Without the pictures, reproduce the records that follow exactly.

Extracted records:
"""
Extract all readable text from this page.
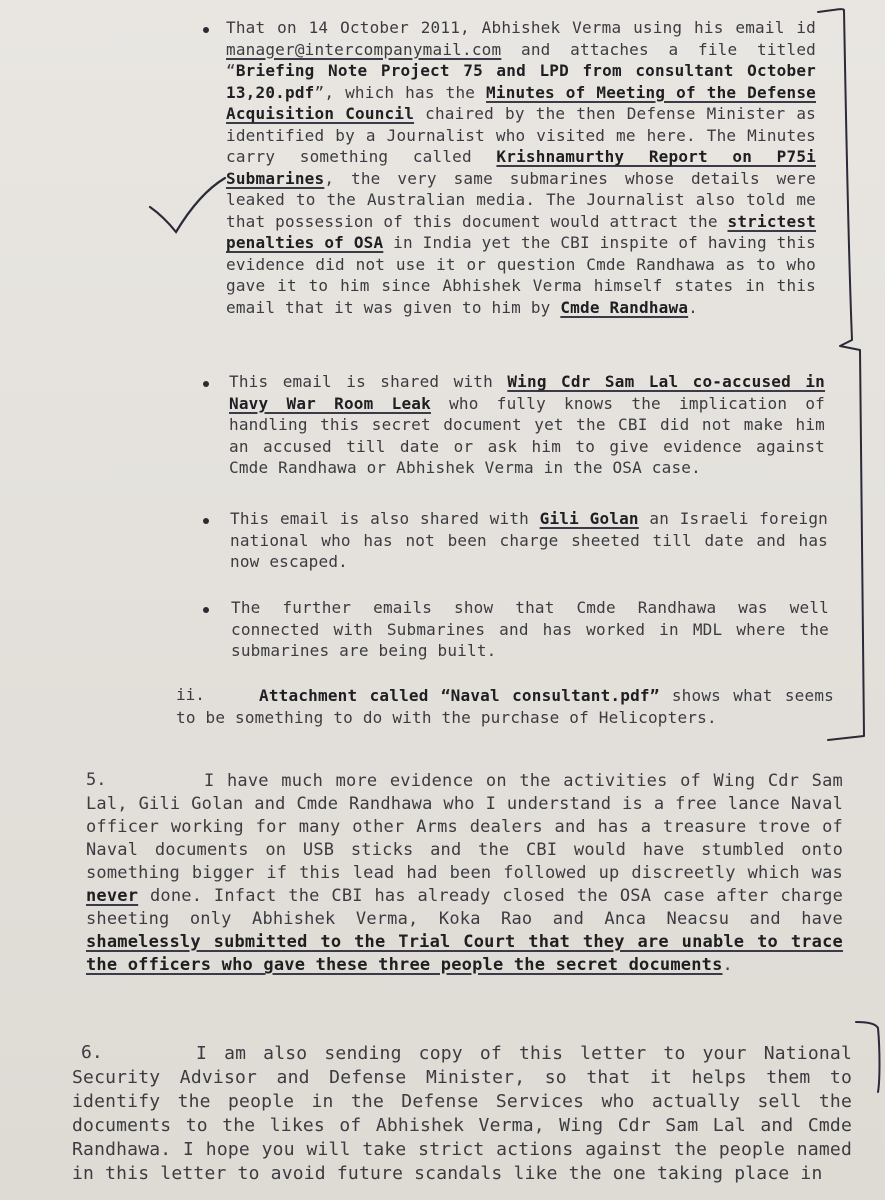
That on 14 October 2011, Abhishek Verma using his email id manager@intercompanymail.com and attaches a file titled “Briefing Note Project 75 and LPD from consultant October 13,20.pdf”, which has the Minutes of Meeting of the Defense Acquisition Council chaired by the then Defense Minister as identified by a Journalist who visited me here. The Minutes carry something called Krishnamurthy Report on P75i Submarines, the very same submarines whose details were leaked to the Australian media. The Journalist also told me that possession of this document would attract the strictest penalties of OSA in India yet the CBI inspite of having this evidence did not use it or question Cmde Randhawa as to who gave it to him since Abhishek Verma himself states in this email that it was given to him by Cmde Randhawa.

This email is shared with Wing Cdr Sam Lal co-accused in Navy War Room Leak who fully knows the implication of handling this secret document yet the CBI did not make him an accused till date or ask him to give evidence against Cmde Randhawa or Abhishek Verma in the OSA case.

This email is also shared with Gili Golan an Israeli foreign national who has not been charge sheeted till date and has now escaped.

The further emails show that Cmde Randhawa was well connected with Submarines and has worked in MDL where the submarines are being built.

ii.	Attachment called “Naval consultant.pdf” shows what seems to be something to do with the purchase of Helicopters.

5.	I have much more evidence on the activities of Wing Cdr Sam Lal, Gili Golan and Cmde Randhawa who I understand is a free lance Naval officer working for many other Arms dealers and has a treasure trove of Naval documents on USB sticks and the CBI would have stumbled onto something bigger if this lead had been followed up discreetly which was never done. Infact the CBI has already closed the OSA case after charge sheeting only Abhishek Verma, Koka Rao and Anca Neacsu and have shamelessly submitted to the Trial Court that they are unable to trace the officers who gave these three people the secret documents.

6.	I am also sending copy of this letter to your National Security Advisor and Defense Minister, so that it helps them to identify the people in the Defense Services who actually sell the documents to the likes of Abhishek Verma, Wing Cdr Sam Lal and Cmde Randhawa. I hope you will take strict actions against the people named in this letter to avoid future scandals like the one taking place in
"""
Exercise solution:
Extract all readable text from this page.
That on 14 October 2011, Abhishek Verma using his email id manager@intercompanymail.com and attaches a file titled “Briefing Note Project 75 and LPD from consultant October 13,20.pdf”, which has the Minutes of Meeting of the Defense Acquisition Council chaired by the then Defense Minister as identified by a Journalist who visited me here. The Minutes carry something called Krishnamurthy Report on P75i Submarines, the very same submarines whose details were leaked to the Australian media. The Journalist also told me that possession of this document would attract the strictest penalties of OSA in India yet the CBI inspite of having this evidence did not use it or question Cmde Randhawa as to who gave it to him since Abhishek Verma himself states in this email that it was given to him by Cmde Randhawa.

This email is shared with Wing Cdr Sam Lal co-accused in Navy War Room Leak who fully knows the implication of handling this secret document yet the CBI did not make him an accused till date or ask him to give evidence against Cmde Randhawa or Abhishek Verma in the OSA case.

This email is also shared with Gili Golan an Israeli foreign national who has not been charge sheeted till date and has now escaped.

The further emails show that Cmde Randhawa was well connected with Submarines and has worked in MDL where the submarines are being built.

ii.	Attachment called “Naval consultant.pdf” shows what seems to be something to do with the purchase of Helicopters.

5.	I have much more evidence on the activities of Wing Cdr Sam Lal, Gili Golan and Cmde Randhawa who I understand is a free lance Naval officer working for many other Arms dealers and has a treasure trove of Naval documents on USB sticks and the CBI would have stumbled onto something bigger if this lead had been followed up discreetly which was never done. Infact the CBI has already closed the OSA case after charge sheeting only Abhishek Verma, Koka Rao and Anca Neacsu and have shamelessly submitted to the Trial Court that they are unable to trace the officers who gave these three people the secret documents.

6.	I am also sending copy of this letter to your National Security Advisor and Defense Minister, so that it helps them to identify the people in the Defense Services who actually sell the documents to the likes of Abhishek Verma, Wing Cdr Sam Lal and Cmde Randhawa. I hope you will take strict actions against the people named in this letter to avoid future scandals like the one taking place in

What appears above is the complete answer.